(Objective)
Print all records exactly, leaving nothing out.
[Input rows start]
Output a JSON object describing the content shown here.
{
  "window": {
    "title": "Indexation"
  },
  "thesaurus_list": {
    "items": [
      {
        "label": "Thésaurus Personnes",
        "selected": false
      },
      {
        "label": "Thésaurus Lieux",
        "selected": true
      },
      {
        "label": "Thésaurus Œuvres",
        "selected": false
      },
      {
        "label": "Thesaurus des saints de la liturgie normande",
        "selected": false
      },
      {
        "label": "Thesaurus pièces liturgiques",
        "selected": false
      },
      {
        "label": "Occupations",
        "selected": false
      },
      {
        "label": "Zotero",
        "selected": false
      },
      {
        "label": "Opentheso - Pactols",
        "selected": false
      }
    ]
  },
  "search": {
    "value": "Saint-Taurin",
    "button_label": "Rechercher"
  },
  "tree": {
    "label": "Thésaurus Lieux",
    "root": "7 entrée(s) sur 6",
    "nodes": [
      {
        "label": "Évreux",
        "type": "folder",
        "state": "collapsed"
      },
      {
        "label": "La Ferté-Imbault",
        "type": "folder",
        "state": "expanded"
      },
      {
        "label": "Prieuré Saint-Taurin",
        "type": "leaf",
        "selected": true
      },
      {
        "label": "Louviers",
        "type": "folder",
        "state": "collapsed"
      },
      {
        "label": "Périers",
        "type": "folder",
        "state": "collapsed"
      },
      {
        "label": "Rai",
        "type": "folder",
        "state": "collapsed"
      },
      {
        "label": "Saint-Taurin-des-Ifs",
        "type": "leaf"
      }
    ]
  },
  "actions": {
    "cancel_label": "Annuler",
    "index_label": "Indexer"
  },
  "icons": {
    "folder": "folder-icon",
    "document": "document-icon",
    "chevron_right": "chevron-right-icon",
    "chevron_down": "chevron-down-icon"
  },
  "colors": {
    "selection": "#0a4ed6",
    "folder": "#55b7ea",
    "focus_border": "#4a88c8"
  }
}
[Input rows end]
(Full output)
Output a JSON object describing the content shown here.
{
  "window": {
    "title": "Indexation"
  },
  "thesaurus_list": {
    "items": [
      {
        "label": "Thésaurus Personnes",
        "selected": false
      },
      {
        "label": "Thésaurus Lieux",
        "selected": true
      },
      {
        "label": "Thésaurus Œuvres",
        "selected": false
      },
      {
        "label": "Thesaurus des saints de la liturgie normande",
        "selected": false
      },
      {
        "label": "Thesaurus pièces liturgiques",
        "selected": false
      },
      {
        "label": "Occupations",
        "selected": false
      },
      {
        "label": "Zotero",
        "selected": false
      },
      {
        "label": "Opentheso - Pactols",
        "selected": false
      }
    ]
  },
  "search": {
    "value": "Saint-Taurin",
    "button_label": "Rechercher"
  },
  "tree": {
    "label": "Thésaurus Lieux",
    "root": "7 entrée(s) sur 6",
    "nodes": [
      {
        "label": "Évreux",
        "type": "folder",
        "state": "collapsed"
      },
      {
        "label": "La Ferté-Imbault",
        "type": "folder",
        "state": "expanded"
      },
      {
        "label": "Prieuré Saint-Taurin",
        "type": "leaf",
        "selected": true
      },
      {
        "label": "Louviers",
        "type": "folder",
        "state": "collapsed"
      },
      {
        "label": "Périers",
        "type": "folder",
        "state": "collapsed"
      },
      {
        "label": "Rai",
        "type": "folder",
        "state": "collapsed"
      },
      {
        "label": "Saint-Taurin-des-Ifs",
        "type": "leaf"
      }
    ]
  },
  "actions": {
    "cancel_label": "Annuler",
    "index_label": "Indexer"
  },
  "icons": {
    "folder": "folder-icon",
    "document": "document-icon",
    "chevron_right": "chevron-right-icon",
    "chevron_down": "chevron-down-icon"
  },
  "colors": {
    "selection": "#0a4ed6",
    "folder": "#55b7ea",
    "focus_border": "#4a88c8"
  }
}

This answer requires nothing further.